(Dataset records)
* start *
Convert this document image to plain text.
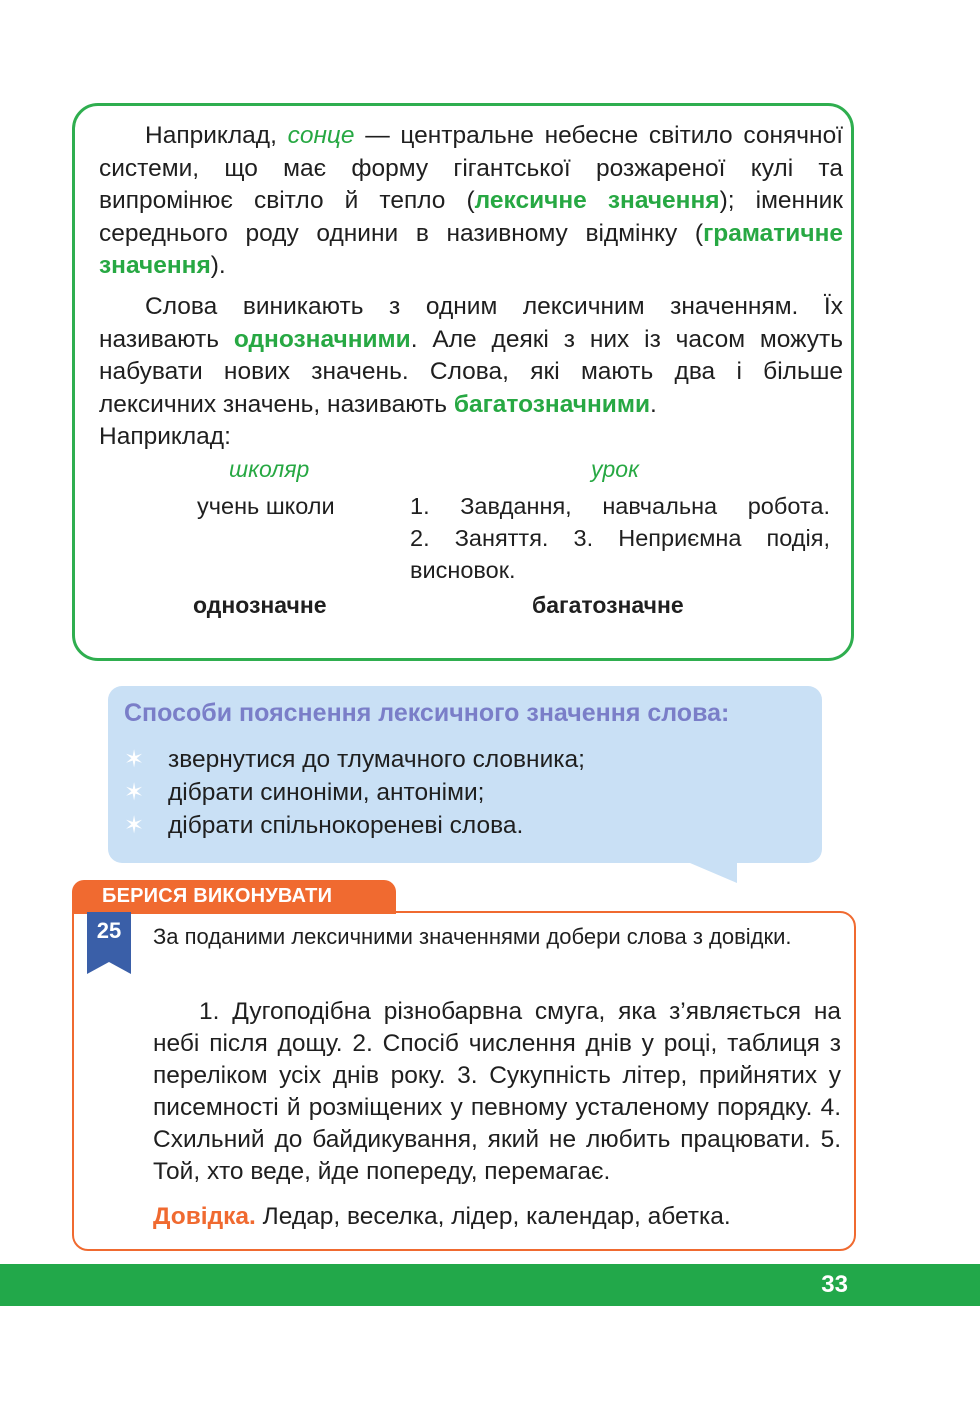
Наприклад, сонце — центральне небесне світило сонячної системи, що має форму гігантської розжареної кулі та випромінює світло й тепло (лексичне значення); іменник середнього роду однини в називному відмінку (граматичне значення).
Слова виникають з одним лексичним значенням. Їх називають однозначними. Але деякі з них із часом можуть набувати нових значень. Слова, які мають два і більше лексичних значень, називають багатозначними.
Наприклад:
школяр	урок
учень школи	1. Завдання, навчальна робота.
2. Заняття. 3. Неприємна подія,
висновок.
однозначне	багатозначне
Способи пояснення лексичного значення слова:
✶ звернутися до тлумачного словника;
✶ дібрати синоніми, антоніми;
✶ дібрати спільнокореневі слова.
БЕРИСЯ ВИКОНУВАТИ
25	За поданими лексичними значеннями добери слова з довідки.
1. Дугоподібна різнобарвна смуга, яка з’являється на небі після дощу. 2. Спосіб числення днів у році, таблиця з переліком усіх днів року. 3. Сукупність літер, прийнятих у писемності й розміщених у певному усталеному порядку. 4. Схильний до байдикування, який не любить працювати. 5. Той, хто веде, йде попереду, перемагає.
Довідка. Ледар, веселка, лідер, календар, абетка.
33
* end *
EXERCISE:
Look over the listing. Pull out every line with the string "дібрати" in it.

EXERCISE OUTPUT:
✶ дібрати синоніми, антоніми;
✶ дібрати спільнокореневі слова.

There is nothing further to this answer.